#### [WHAT TO PRODUCE]
Go through the listing and copy each line with the string "CHAUSON".

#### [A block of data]
☆ ☆ ☆ ☆ ☆

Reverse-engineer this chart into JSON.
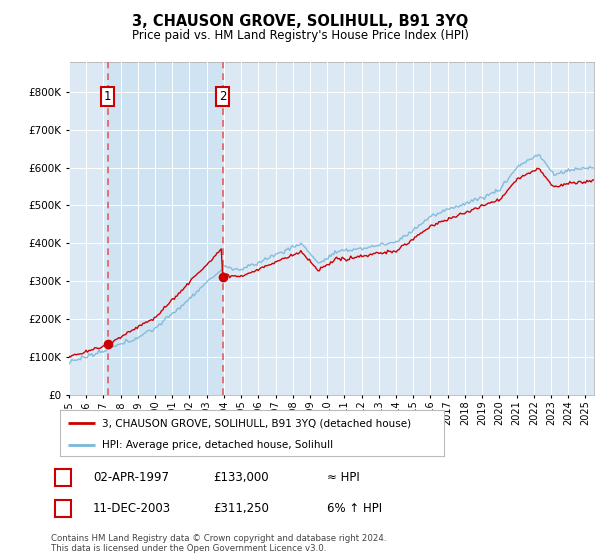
{
  "title": "3, CHAUSON GROVE, SOLIHULL, B91 3YQ",
  "subtitle": "Price paid vs. HM Land Registry's House Price Index (HPI)",
  "ylim": [
    0,
    880000
  ],
  "yticks": [
    0,
    100000,
    200000,
    300000,
    400000,
    500000,
    600000,
    700000,
    800000
  ],
  "ytick_labels": [
    "£0",
    "£100K",
    "£200K",
    "£300K",
    "£400K",
    "£500K",
    "£600K",
    "£700K",
    "£800K"
  ],
  "xmin": 1995.0,
  "xmax": 2025.5,
  "bg_color": "#dce9f5",
  "shade_color": "#c8dff0",
  "grid_color": "#ffffff",
  "sale1_date": 1997.25,
  "sale1_price": 133000,
  "sale2_date": 2003.92,
  "sale2_price": 311250,
  "sale1_label": "1",
  "sale2_label": "2",
  "legend_line1": "3, CHAUSON GROVE, SOLIHULL, B91 3YQ (detached house)",
  "legend_line2": "HPI: Average price, detached house, Solihull",
  "table_row1": [
    "1",
    "02-APR-1997",
    "£133,000",
    "≈ HPI"
  ],
  "table_row2": [
    "2",
    "11-DEC-2003",
    "£311,250",
    "6% ↑ HPI"
  ],
  "footnote": "Contains HM Land Registry data © Crown copyright and database right 2024.\nThis data is licensed under the Open Government Licence v3.0.",
  "hpi_line_color": "#7ab8d8",
  "price_line_color": "#cc0000",
  "sale_marker_color": "#cc0000",
  "dashed_line_color": "#e06060"
}
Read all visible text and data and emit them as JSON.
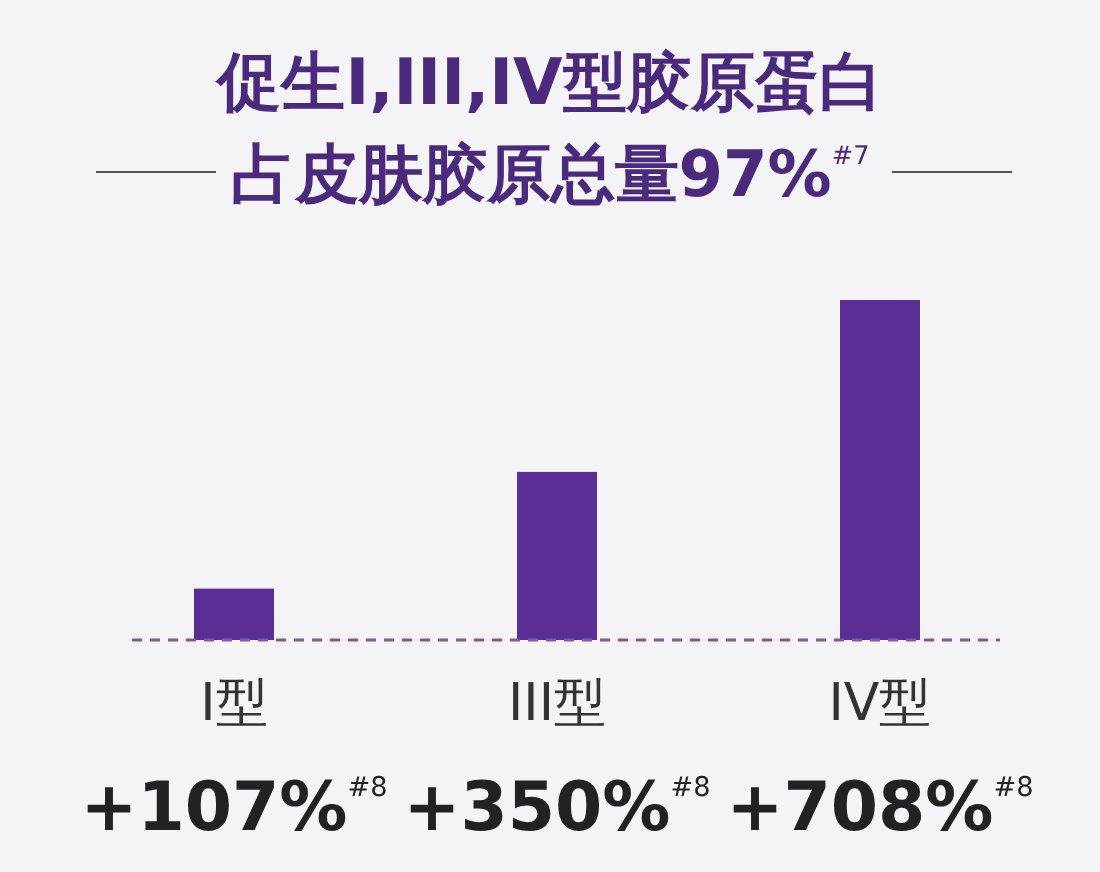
{
  "chart_data": {
    "type": "bar",
    "title": "促生I,III,IV型胶原蛋白",
    "subtitle": "占皮肤胶原总量97%$^{#7}$",
    "categories": [
      "I型",
      "III型",
      "IV型"
    ],
    "values": [
      107,
      350,
      708
    ],
    "color": "#5b2e95",
    "value_labels": [
      "+107%$^{#8}$",
      "+350%$^{#8}$",
      "+708%$^{#8}$"
    ]
  }
}
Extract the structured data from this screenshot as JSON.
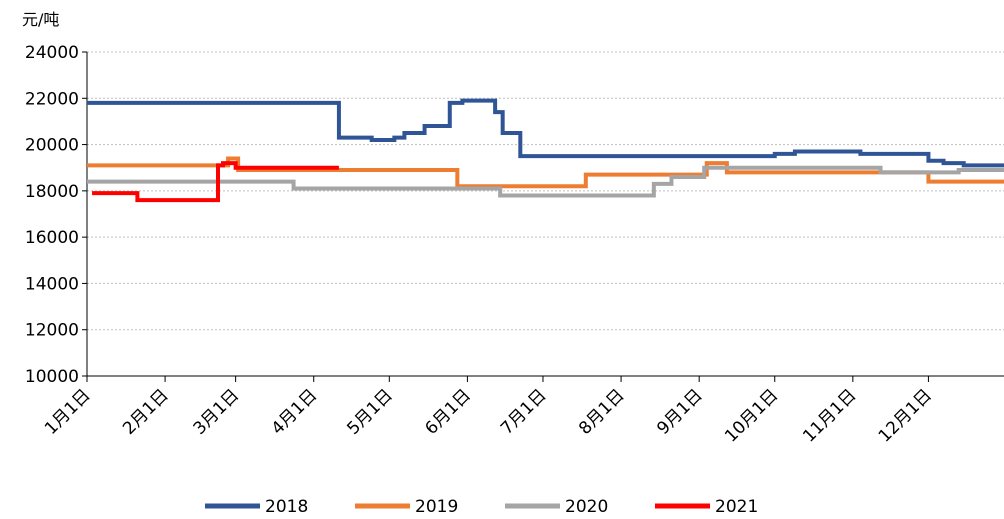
{
  "chart_data": {
    "type": "line",
    "y_label": "元/吨",
    "xlim": [
      0,
      364
    ],
    "ylim": [
      10000,
      24000
    ],
    "yticks": [
      10000,
      12000,
      14000,
      16000,
      18000,
      20000,
      22000,
      24000
    ],
    "xticks": [
      {
        "value": 0,
        "label": "1月1日"
      },
      {
        "value": 31,
        "label": "2月1日"
      },
      {
        "value": 59,
        "label": "3月1日"
      },
      {
        "value": 90,
        "label": "4月1日"
      },
      {
        "value": 120,
        "label": "5月1日"
      },
      {
        "value": 151,
        "label": "6月1日"
      },
      {
        "value": 181,
        "label": "7月1日"
      },
      {
        "value": 212,
        "label": "8月1日"
      },
      {
        "value": 243,
        "label": "9月1日"
      },
      {
        "value": 273,
        "label": "10月1日"
      },
      {
        "value": 304,
        "label": "11月1日"
      },
      {
        "value": 334,
        "label": "12月1日"
      }
    ],
    "grid": true,
    "legend": "bottom",
    "series": [
      {
        "name": "2018",
        "color": "#2f5597",
        "x": [
          0,
          100,
          113,
          122,
          126,
          134,
          144,
          149,
          162,
          165,
          172,
          273,
          281,
          307,
          334,
          340,
          348,
          364
        ],
        "values": [
          21800,
          20300,
          20200,
          20300,
          20500,
          20800,
          21800,
          21900,
          21400,
          20500,
          19500,
          19600,
          19700,
          19600,
          19300,
          19200,
          19100,
          19100
        ]
      },
      {
        "name": "2019",
        "color": "#ed7d31",
        "x": [
          0,
          56,
          60,
          147,
          198,
          246,
          254,
          315,
          334,
          364
        ],
        "values": [
          19100,
          19400,
          18900,
          18200,
          18700,
          19200,
          18800,
          18800,
          18400,
          18400
        ]
      },
      {
        "name": "2020",
        "color": "#a5a5a5",
        "x": [
          0,
          82,
          164,
          225,
          232,
          245,
          315,
          346,
          364
        ],
        "values": [
          18400,
          18100,
          17800,
          18300,
          18600,
          19000,
          18800,
          18900,
          18900
        ]
      },
      {
        "name": "2021",
        "color": "#ff0000",
        "x": [
          2,
          20,
          52,
          54,
          59,
          100
        ],
        "values": [
          17900,
          17600,
          19100,
          19200,
          19000,
          19000
        ]
      }
    ]
  }
}
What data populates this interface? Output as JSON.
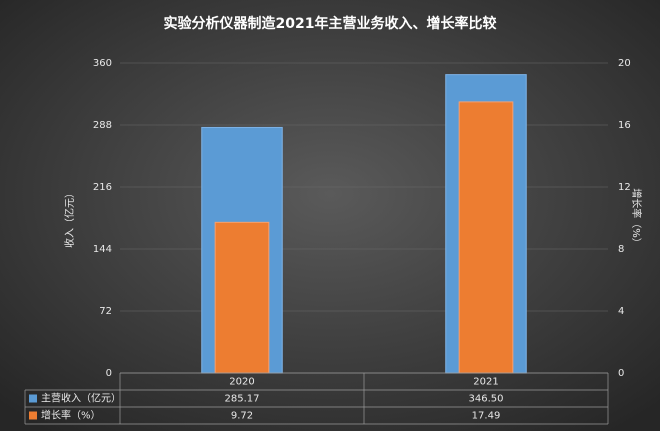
{
  "chart_data": {
    "type": "bar",
    "title": "实验分析仪器制造2021年主营业务收入、增长率比较",
    "y_label": "收入（亿元）",
    "y2_label": "增长率（%）",
    "categories": [
      "2020",
      "2021"
    ],
    "series": [
      {
        "name": "主营收入（亿元）",
        "color": "#5b9bd5",
        "values": [
          285.17,
          346.5
        ],
        "value_labels": [
          "285.17",
          "346.50"
        ]
      },
      {
        "name": "增长率（%）",
        "color": "#ed7d31",
        "axis": "y2",
        "values": [
          9.72,
          17.49
        ],
        "value_labels": [
          "9.72",
          "17.49"
        ]
      }
    ],
    "ylim": [
      0,
      360
    ],
    "yticks": [
      0,
      72,
      144,
      216,
      288,
      360
    ],
    "y2lim": [
      0,
      20
    ],
    "y2ticks": [
      0,
      4,
      8,
      12,
      16,
      20
    ],
    "grid": true,
    "data_table": true
  }
}
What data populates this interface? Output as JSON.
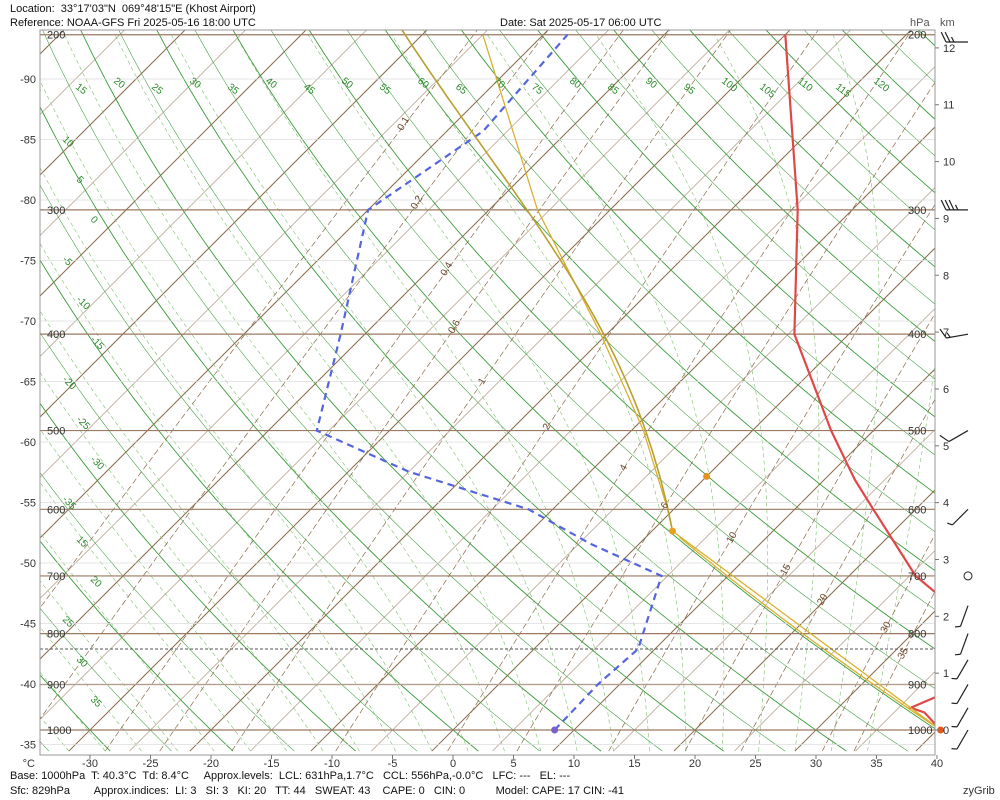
{
  "header": {
    "location": "Location:  33°17'03\"N  069°48'15\"E (Khost Airport)",
    "reference": "Reference: NOAA-GFS Fri 2025-05-16 18:00 UTC",
    "date": "Date: Sat 2025-05-17 06:00 UTC",
    "unit_hpa": "hPa",
    "unit_km": "km"
  },
  "footer": {
    "line1": "Base: 1000hPa  T: 40.3°C  Td: 8.4°C     Approx.levels:  LCL: 631hPa,1.7°C   CCL: 556hPa,-0.0°C   LFC: ---   EL: ---",
    "line2": "Sfc: 829hPa        Approx.indices:  LI: 3   SI: 3   KI: 20   TT: 44   SWEAT: 43    CAPE: 0   CIN: 0          Model: CAPE: 17 CIN: -41",
    "brand": "zyGrib"
  },
  "chart_data": {
    "type": "line",
    "x_label": "°C",
    "x_ticks": [
      -30,
      -25,
      -20,
      -15,
      -10,
      -5,
      0,
      5,
      10,
      15,
      20,
      25,
      30,
      35,
      40
    ],
    "xlim": [
      -35,
      40
    ],
    "left_axis_ticks": [
      -90,
      -85,
      -80,
      -75,
      -70,
      -65,
      -60,
      -55,
      -50,
      -45,
      -40,
      -35
    ],
    "pressure_levels": [
      200,
      300,
      400,
      500,
      600,
      700,
      800,
      900,
      1000
    ],
    "height_km_ticks": [
      0,
      1,
      2,
      3,
      4,
      5,
      6,
      7,
      8,
      9,
      10,
      11,
      12
    ],
    "surface_pressure_hpa": 829,
    "dry_adiabat_labels": [
      15,
      20,
      25,
      30,
      35,
      40,
      45,
      50,
      55,
      60,
      65,
      70,
      75,
      80,
      85,
      90,
      95,
      100,
      105,
      110,
      115,
      120
    ],
    "moist_adiabat_labels": [
      10,
      5,
      0,
      -5,
      -10,
      -15,
      -20,
      -25,
      -30,
      -35,
      15,
      20,
      25,
      30,
      35
    ],
    "mixing_ratio_labels": [
      0.1,
      0.2,
      0.4,
      0.6,
      1,
      2,
      4,
      6,
      10,
      15,
      20,
      30,
      35
    ],
    "series": [
      {
        "name": "Temperature",
        "color": "#e04848",
        "points": [
          [
            1000,
            40.3
          ],
          [
            960,
            37.5
          ],
          [
            950,
            36.0
          ],
          [
            900,
            38.5
          ],
          [
            829,
            40.3
          ],
          [
            800,
            36.0
          ],
          [
            700,
            25.5
          ],
          [
            600,
            16.5
          ],
          [
            560,
            12.5
          ],
          [
            500,
            6.5
          ],
          [
            400,
            -4.5
          ],
          [
            300,
            -14.5
          ],
          [
            200,
            -30.0
          ]
        ]
      },
      {
        "name": "Dew point",
        "color": "#5566dd",
        "points": [
          [
            1000,
            8.4
          ],
          [
            900,
            8.2
          ],
          [
            829,
            8.6
          ],
          [
            700,
            4.5
          ],
          [
            650,
            -4.0
          ],
          [
            600,
            -12.0
          ],
          [
            550,
            -25.0
          ],
          [
            500,
            -36.0
          ],
          [
            400,
            -42.0
          ],
          [
            300,
            -50.0
          ],
          [
            250,
            -47.0
          ],
          [
            200,
            -48.0
          ]
        ]
      },
      {
        "name": "Parcel",
        "color": "#d9b030",
        "points": [
          [
            1000,
            40.3
          ],
          [
            631,
            1.7
          ],
          [
            600,
            -0.5
          ],
          [
            500,
            -9.0
          ],
          [
            400,
            -20.5
          ],
          [
            300,
            -36.0
          ],
          [
            200,
            -55.0
          ]
        ]
      }
    ],
    "markers": [
      {
        "name": "LCL",
        "pressure_hpa": 631,
        "temp_c": 1.7,
        "color": "#e8a020"
      },
      {
        "name": "CCL",
        "pressure_hpa": 556,
        "temp_c": 0.0,
        "color": "#e89020"
      },
      {
        "name": "Surface dew point",
        "pressure_hpa": 1000,
        "temp_c": 8.4,
        "color": "#7a5fd0"
      },
      {
        "name": "Surface temperature",
        "pressure_hpa": 1000,
        "temp_c": 40.3,
        "color": "#e05a20"
      }
    ],
    "wind_barbs": [
      {
        "pressure_hpa": 200,
        "speed_kt": 25,
        "direction_deg": 270
      },
      {
        "pressure_hpa": 300,
        "speed_kt": 35,
        "direction_deg": 270
      },
      {
        "pressure_hpa": 400,
        "speed_kt": 15,
        "direction_deg": 260
      },
      {
        "pressure_hpa": 500,
        "speed_kt": 10,
        "direction_deg": 240
      },
      {
        "pressure_hpa": 600,
        "speed_kt": 5,
        "direction_deg": 225
      },
      {
        "pressure_hpa": 700,
        "speed_kt": 0,
        "direction_deg": 0
      },
      {
        "pressure_hpa": 750,
        "speed_kt": 5,
        "direction_deg": 200
      },
      {
        "pressure_hpa": 800,
        "speed_kt": 5,
        "direction_deg": 200
      },
      {
        "pressure_hpa": 850,
        "speed_kt": 5,
        "direction_deg": 210
      },
      {
        "pressure_hpa": 900,
        "speed_kt": 5,
        "direction_deg": 210
      },
      {
        "pressure_hpa": 950,
        "speed_kt": 5,
        "direction_deg": 210
      },
      {
        "pressure_hpa": 1000,
        "speed_kt": 5,
        "direction_deg": 210
      }
    ]
  }
}
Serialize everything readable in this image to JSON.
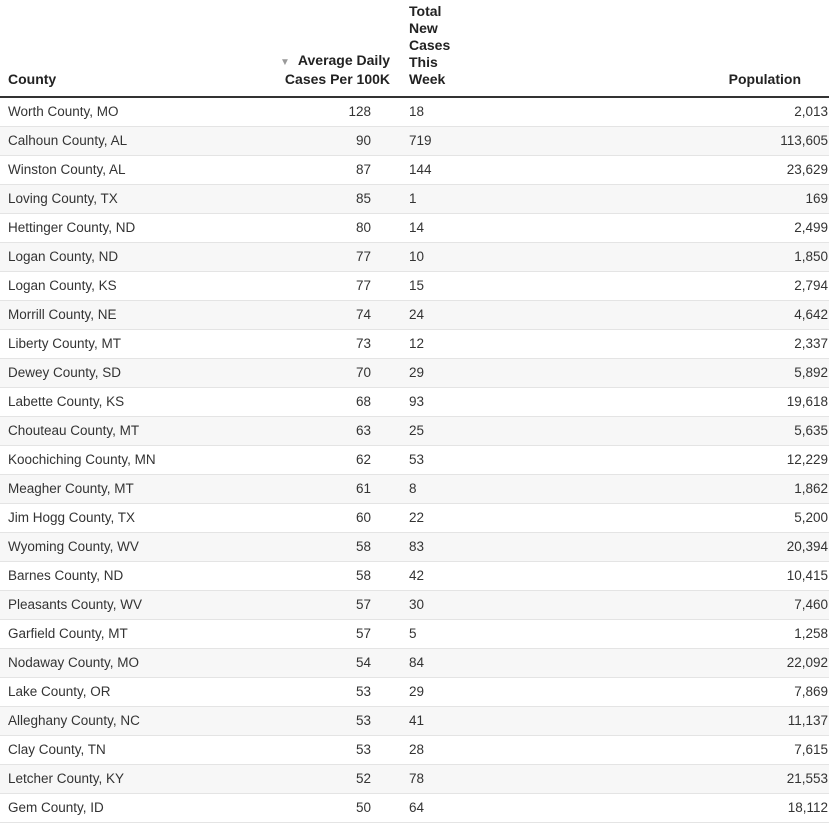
{
  "chart_data": {
    "type": "table",
    "columns": [
      "County",
      "Average Daily Cases Per 100K",
      "Total New Cases This Week",
      "Population"
    ],
    "sort": {
      "column": "Average Daily Cases Per 100K",
      "direction": "descending",
      "icon": "sort-down-icon"
    },
    "rows": [
      [
        "Worth County, MO",
        "128",
        "18",
        "2,013"
      ],
      [
        "Calhoun County, AL",
        "90",
        "719",
        "113,605"
      ],
      [
        "Winston County, AL",
        "87",
        "144",
        "23,629"
      ],
      [
        "Loving County, TX",
        "85",
        "1",
        "169"
      ],
      [
        "Hettinger County, ND",
        "80",
        "14",
        "2,499"
      ],
      [
        "Logan County, ND",
        "77",
        "10",
        "1,850"
      ],
      [
        "Logan County, KS",
        "77",
        "15",
        "2,794"
      ],
      [
        "Morrill County, NE",
        "74",
        "24",
        "4,642"
      ],
      [
        "Liberty County, MT",
        "73",
        "12",
        "2,337"
      ],
      [
        "Dewey County, SD",
        "70",
        "29",
        "5,892"
      ],
      [
        "Labette County, KS",
        "68",
        "93",
        "19,618"
      ],
      [
        "Chouteau County, MT",
        "63",
        "25",
        "5,635"
      ],
      [
        "Koochiching County, MN",
        "62",
        "53",
        "12,229"
      ],
      [
        "Meagher County, MT",
        "61",
        "8",
        "1,862"
      ],
      [
        "Jim Hogg County, TX",
        "60",
        "22",
        "5,200"
      ],
      [
        "Wyoming County, WV",
        "58",
        "83",
        "20,394"
      ],
      [
        "Barnes County, ND",
        "58",
        "42",
        "10,415"
      ],
      [
        "Pleasants County, WV",
        "57",
        "30",
        "7,460"
      ],
      [
        "Garfield County, MT",
        "57",
        "5",
        "1,258"
      ],
      [
        "Nodaway County, MO",
        "54",
        "84",
        "22,092"
      ],
      [
        "Lake County, OR",
        "53",
        "29",
        "7,869"
      ],
      [
        "Alleghany County, NC",
        "53",
        "41",
        "11,137"
      ],
      [
        "Clay County, TN",
        "53",
        "28",
        "7,615"
      ],
      [
        "Letcher County, KY",
        "52",
        "78",
        "21,553"
      ],
      [
        "Gem County, ID",
        "50",
        "64",
        "18,112"
      ]
    ]
  },
  "header": {
    "county": "County",
    "avg_line1": "Average Daily",
    "avg_line2": "Cases Per 100K",
    "total_line1": "Total New Cases This",
    "total_line2": "Week",
    "population": "Population",
    "sort_glyph": "▼"
  }
}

☆ ☆ ☆ ☆ ☆

#### [RESPONSE TO THIS EXERCISE]
  "title": "3, CHAUSON GROVE, SOLIHULL, B91 3YQ",
  "legend_line1": "3, CHAUSON GROVE, SOLIHULL, B91 3YQ (detached house)",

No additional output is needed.